> **DIRECTIONS FOR THIS TASK**
Count how many lines in this material contain "JSON". The answer is that number alone.

* * * * * * * * *

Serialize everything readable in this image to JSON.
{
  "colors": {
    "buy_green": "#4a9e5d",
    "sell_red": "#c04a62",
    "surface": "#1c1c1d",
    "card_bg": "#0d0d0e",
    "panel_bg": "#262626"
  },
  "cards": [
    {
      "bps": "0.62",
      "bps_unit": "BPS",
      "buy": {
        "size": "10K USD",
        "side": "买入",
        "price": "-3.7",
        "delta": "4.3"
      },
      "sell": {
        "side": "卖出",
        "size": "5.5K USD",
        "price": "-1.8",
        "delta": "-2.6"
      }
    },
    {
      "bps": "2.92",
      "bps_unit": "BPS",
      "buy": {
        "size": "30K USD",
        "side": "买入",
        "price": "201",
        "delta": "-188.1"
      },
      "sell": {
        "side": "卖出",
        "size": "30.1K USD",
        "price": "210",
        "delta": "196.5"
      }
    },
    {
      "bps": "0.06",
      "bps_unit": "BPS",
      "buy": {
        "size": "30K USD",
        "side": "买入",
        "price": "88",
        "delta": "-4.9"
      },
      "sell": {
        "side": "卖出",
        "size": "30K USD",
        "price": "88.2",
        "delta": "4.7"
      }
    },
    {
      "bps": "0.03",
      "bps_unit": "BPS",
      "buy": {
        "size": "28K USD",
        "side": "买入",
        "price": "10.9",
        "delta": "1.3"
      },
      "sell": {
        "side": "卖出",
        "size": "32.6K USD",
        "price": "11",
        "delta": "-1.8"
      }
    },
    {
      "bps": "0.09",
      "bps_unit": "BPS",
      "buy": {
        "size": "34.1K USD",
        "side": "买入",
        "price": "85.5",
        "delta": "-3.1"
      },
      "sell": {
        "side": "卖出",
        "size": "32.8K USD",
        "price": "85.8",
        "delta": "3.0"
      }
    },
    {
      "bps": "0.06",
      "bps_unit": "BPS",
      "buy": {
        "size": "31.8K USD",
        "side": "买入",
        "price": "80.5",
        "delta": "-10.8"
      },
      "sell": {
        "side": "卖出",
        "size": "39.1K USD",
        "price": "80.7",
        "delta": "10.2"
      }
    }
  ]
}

* * * * * * * * *

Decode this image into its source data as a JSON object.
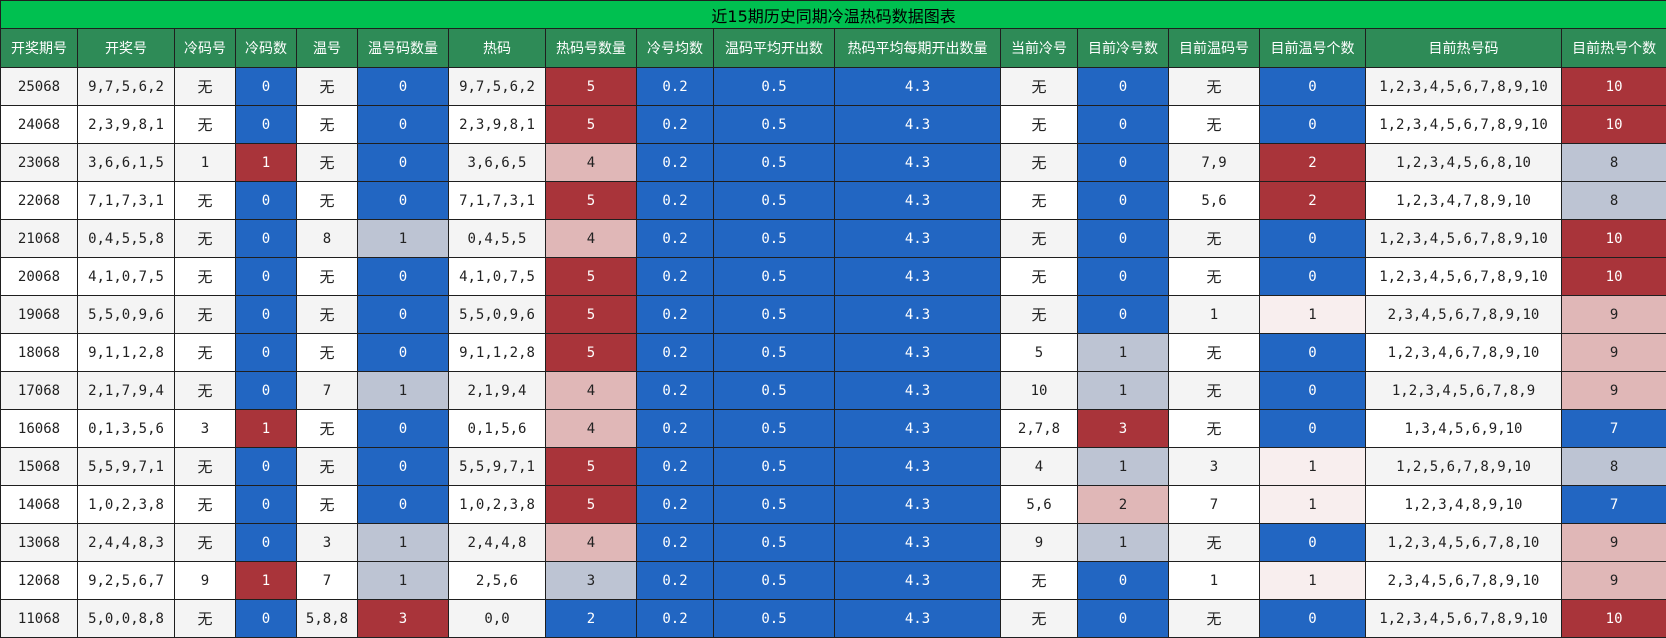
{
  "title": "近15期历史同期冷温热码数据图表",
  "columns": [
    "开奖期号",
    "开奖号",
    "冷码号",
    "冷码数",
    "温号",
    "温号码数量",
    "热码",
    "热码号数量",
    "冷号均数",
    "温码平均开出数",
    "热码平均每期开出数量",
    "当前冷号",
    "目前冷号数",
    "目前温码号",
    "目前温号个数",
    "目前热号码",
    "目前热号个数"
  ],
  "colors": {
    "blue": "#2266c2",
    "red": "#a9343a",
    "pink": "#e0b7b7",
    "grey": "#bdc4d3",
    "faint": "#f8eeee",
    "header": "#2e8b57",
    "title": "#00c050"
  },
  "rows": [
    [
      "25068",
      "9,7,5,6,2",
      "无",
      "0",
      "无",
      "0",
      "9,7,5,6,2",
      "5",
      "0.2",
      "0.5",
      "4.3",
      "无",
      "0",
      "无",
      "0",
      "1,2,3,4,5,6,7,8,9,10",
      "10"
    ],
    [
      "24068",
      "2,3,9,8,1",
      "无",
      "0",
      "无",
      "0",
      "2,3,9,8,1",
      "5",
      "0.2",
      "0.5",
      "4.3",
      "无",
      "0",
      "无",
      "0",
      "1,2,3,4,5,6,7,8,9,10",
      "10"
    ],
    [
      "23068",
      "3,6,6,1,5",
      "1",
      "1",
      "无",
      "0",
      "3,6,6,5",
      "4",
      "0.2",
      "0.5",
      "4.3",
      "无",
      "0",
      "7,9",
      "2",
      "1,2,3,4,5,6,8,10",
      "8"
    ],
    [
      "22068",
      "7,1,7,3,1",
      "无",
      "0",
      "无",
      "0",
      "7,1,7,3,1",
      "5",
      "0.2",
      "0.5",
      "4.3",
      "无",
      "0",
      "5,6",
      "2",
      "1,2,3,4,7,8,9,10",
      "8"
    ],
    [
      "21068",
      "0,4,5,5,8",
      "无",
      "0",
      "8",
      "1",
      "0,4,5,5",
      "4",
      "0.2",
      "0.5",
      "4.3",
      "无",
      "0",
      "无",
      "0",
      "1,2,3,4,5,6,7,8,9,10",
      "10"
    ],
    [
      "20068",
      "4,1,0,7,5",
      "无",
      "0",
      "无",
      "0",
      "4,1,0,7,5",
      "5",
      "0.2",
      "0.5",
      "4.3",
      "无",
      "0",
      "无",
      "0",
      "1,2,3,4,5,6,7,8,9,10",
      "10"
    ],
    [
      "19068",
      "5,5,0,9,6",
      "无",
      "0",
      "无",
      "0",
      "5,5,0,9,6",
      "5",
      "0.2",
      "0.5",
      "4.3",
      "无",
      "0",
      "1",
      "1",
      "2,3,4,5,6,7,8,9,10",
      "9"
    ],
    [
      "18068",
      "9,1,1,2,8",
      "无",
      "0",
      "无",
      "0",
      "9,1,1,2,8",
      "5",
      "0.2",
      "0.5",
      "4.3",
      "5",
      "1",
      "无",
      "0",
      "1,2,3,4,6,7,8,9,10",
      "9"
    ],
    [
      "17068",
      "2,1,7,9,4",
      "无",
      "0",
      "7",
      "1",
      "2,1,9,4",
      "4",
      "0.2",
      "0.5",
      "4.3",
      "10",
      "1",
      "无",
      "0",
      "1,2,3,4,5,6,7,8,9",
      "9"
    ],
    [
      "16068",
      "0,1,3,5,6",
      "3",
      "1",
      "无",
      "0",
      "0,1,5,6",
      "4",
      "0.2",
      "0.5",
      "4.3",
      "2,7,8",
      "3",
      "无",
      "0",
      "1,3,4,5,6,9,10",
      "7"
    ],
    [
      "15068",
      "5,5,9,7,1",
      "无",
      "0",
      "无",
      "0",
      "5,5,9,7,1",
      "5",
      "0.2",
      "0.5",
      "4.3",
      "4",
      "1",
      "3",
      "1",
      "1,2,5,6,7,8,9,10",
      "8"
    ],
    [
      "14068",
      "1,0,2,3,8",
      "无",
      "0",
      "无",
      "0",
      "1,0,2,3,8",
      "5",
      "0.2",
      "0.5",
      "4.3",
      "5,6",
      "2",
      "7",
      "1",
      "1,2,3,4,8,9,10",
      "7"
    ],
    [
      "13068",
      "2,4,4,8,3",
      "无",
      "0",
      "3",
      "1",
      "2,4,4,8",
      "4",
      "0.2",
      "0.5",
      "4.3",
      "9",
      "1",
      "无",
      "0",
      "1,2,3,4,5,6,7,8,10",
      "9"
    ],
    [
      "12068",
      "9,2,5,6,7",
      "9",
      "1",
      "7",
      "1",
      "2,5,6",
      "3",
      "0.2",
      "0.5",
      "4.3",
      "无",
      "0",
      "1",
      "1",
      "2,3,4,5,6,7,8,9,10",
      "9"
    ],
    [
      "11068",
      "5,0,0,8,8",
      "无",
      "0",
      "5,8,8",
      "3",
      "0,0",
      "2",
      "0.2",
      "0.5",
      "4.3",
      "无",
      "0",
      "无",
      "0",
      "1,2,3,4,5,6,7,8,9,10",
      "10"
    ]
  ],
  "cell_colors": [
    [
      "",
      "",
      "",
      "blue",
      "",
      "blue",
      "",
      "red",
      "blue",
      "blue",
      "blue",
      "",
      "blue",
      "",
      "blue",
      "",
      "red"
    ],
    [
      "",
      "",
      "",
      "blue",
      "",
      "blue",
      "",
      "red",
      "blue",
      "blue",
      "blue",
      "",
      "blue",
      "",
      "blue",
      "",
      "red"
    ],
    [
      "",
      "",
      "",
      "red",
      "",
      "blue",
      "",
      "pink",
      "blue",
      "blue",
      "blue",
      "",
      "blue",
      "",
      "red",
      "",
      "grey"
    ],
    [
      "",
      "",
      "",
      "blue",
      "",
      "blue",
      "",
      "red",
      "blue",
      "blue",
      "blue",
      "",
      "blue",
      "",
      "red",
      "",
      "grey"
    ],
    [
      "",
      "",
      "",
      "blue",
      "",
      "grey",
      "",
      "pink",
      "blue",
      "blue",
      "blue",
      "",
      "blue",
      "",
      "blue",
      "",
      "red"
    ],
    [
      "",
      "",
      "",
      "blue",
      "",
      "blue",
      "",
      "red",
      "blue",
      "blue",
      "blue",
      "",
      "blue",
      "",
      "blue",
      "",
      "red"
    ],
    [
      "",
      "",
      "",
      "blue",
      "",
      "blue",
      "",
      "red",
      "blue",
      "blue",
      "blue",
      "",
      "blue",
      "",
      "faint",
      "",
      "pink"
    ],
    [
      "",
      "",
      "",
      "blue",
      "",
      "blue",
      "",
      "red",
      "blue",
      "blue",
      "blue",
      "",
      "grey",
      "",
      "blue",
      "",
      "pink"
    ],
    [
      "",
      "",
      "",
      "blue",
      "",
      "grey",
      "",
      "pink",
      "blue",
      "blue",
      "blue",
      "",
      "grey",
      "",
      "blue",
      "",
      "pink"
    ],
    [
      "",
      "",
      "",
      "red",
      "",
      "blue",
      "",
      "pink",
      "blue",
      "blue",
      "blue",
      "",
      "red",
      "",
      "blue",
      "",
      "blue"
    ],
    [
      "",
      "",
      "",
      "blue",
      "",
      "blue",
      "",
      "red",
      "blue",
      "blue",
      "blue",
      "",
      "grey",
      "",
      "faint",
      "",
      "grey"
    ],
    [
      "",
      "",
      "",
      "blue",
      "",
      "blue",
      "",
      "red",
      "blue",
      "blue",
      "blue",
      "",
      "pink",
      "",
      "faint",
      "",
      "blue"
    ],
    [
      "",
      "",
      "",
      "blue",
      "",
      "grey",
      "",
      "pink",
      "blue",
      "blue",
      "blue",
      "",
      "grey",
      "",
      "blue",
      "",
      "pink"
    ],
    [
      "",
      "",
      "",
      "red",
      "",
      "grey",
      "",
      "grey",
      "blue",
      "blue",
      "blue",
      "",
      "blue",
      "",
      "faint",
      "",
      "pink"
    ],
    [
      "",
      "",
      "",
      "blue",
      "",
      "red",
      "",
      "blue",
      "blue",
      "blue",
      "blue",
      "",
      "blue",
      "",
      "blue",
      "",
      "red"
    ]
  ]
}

* * * * * * * * *

> **THE SOLUTION**
2